GOAL OF THE EXERCISE:
Make an exact copy of the entries below.

DATASET EXCERPTS:
::::::

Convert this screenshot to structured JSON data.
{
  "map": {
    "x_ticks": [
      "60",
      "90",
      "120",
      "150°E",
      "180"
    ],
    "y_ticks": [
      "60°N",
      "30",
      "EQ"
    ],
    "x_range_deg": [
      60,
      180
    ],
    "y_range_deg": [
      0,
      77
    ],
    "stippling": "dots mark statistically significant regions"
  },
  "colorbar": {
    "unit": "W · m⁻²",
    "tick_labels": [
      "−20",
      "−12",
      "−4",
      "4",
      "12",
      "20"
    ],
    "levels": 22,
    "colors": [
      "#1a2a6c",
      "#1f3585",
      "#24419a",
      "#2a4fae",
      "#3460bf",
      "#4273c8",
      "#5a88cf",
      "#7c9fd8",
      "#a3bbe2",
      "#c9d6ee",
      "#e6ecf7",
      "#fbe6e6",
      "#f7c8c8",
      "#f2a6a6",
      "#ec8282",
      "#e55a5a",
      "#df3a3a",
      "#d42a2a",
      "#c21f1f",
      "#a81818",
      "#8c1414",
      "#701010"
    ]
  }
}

::::::

THE RESPONSE:
Convert this screenshot to structured JSON data.
{
  "map": {
    "x_ticks": [
      "60",
      "90",
      "120",
      "150°E",
      "180"
    ],
    "y_ticks": [
      "60°N",
      "30",
      "EQ"
    ],
    "x_range_deg": [
      60,
      180
    ],
    "y_range_deg": [
      0,
      77
    ],
    "stippling": "dots mark statistically significant regions"
  },
  "colorbar": {
    "unit": "W · m⁻²",
    "tick_labels": [
      "−20",
      "−12",
      "−4",
      "4",
      "12",
      "20"
    ],
    "levels": 22,
    "colors": [
      "#1a2a6c",
      "#1f3585",
      "#24419a",
      "#2a4fae",
      "#3460bf",
      "#4273c8",
      "#5a88cf",
      "#7c9fd8",
      "#a3bbe2",
      "#c9d6ee",
      "#e6ecf7",
      "#fbe6e6",
      "#f7c8c8",
      "#f2a6a6",
      "#ec8282",
      "#e55a5a",
      "#df3a3a",
      "#d42a2a",
      "#c21f1f",
      "#a81818",
      "#8c1414",
      "#701010"
    ]
  }
}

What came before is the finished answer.